# START OF Record set
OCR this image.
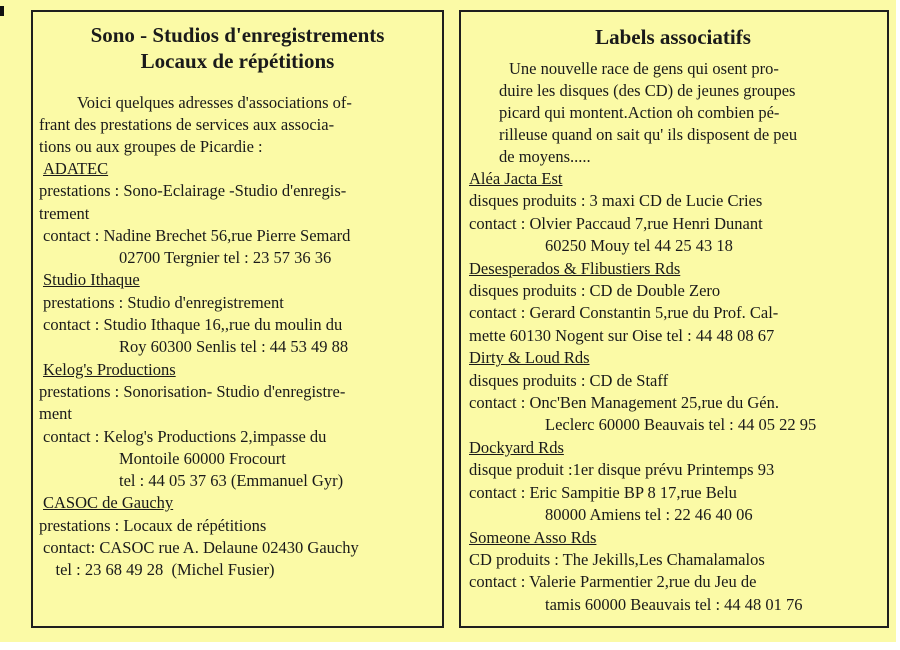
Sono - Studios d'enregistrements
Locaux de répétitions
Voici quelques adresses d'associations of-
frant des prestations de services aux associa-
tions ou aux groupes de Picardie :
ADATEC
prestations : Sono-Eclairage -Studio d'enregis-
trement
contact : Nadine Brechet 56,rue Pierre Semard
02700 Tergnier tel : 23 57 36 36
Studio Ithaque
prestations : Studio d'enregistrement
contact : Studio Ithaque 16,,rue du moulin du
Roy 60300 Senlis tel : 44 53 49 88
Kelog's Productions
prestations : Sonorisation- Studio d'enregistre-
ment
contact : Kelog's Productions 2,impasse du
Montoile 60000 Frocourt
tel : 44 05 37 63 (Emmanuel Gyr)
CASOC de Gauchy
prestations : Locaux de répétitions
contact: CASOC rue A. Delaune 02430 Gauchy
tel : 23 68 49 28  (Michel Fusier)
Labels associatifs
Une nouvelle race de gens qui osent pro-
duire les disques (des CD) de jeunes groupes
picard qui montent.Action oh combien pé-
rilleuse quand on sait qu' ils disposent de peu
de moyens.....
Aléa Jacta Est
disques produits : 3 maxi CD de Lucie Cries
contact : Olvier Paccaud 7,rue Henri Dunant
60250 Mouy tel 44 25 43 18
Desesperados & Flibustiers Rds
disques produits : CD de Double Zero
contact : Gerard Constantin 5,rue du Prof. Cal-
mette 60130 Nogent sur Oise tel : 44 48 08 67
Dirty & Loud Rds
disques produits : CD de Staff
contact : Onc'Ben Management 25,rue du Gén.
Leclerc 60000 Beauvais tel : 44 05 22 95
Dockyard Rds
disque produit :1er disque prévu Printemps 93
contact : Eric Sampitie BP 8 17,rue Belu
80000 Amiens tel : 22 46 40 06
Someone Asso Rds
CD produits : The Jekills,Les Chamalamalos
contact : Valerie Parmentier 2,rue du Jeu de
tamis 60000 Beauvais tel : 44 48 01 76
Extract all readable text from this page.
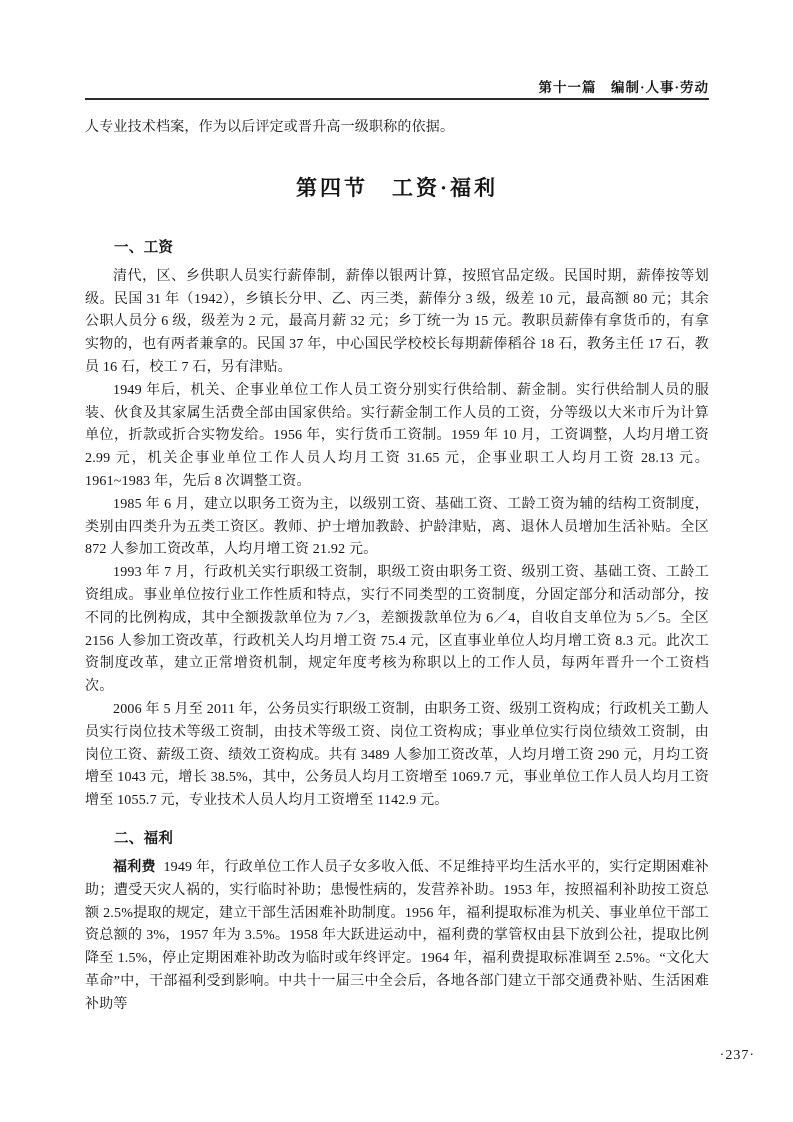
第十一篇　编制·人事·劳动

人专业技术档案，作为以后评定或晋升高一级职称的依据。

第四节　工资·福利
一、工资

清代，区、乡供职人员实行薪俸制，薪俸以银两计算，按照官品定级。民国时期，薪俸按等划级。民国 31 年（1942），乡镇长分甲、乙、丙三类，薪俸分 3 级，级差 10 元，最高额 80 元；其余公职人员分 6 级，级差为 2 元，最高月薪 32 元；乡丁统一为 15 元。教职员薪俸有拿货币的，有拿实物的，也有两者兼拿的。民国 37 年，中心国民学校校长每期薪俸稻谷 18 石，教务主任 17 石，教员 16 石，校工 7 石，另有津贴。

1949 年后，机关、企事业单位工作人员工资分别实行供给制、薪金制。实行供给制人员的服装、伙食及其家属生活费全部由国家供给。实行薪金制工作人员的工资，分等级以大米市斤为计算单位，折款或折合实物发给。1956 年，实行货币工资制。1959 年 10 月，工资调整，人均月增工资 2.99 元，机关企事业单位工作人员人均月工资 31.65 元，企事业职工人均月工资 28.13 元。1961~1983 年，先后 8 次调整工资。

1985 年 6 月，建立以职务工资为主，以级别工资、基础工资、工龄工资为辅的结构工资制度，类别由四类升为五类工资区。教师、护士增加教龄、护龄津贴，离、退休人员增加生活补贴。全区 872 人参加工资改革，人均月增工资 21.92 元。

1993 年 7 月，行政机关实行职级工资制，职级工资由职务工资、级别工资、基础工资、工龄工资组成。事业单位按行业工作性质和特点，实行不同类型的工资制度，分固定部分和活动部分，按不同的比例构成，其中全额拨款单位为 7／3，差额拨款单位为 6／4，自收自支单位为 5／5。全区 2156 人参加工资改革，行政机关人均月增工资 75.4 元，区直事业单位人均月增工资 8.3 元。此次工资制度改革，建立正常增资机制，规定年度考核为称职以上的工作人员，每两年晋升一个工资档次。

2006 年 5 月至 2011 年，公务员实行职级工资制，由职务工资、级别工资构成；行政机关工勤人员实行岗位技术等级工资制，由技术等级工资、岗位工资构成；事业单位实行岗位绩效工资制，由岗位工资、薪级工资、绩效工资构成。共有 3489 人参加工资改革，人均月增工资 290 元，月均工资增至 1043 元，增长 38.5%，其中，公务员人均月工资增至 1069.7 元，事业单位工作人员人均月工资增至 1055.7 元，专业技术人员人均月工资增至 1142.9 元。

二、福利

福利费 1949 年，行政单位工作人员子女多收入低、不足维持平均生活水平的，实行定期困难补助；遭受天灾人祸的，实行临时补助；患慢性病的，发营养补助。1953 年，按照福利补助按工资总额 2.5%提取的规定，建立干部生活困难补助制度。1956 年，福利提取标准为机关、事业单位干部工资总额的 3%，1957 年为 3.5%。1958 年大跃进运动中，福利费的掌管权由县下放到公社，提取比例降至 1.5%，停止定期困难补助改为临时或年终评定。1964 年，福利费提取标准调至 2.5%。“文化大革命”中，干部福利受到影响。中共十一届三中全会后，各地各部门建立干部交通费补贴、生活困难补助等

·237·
# END OF Record set
*Short problem:* Using the entries above, return each line that includes the word "Productions".

*Task result:*
Kelog's Productions
contact : Kelog's Productions 2,impasse du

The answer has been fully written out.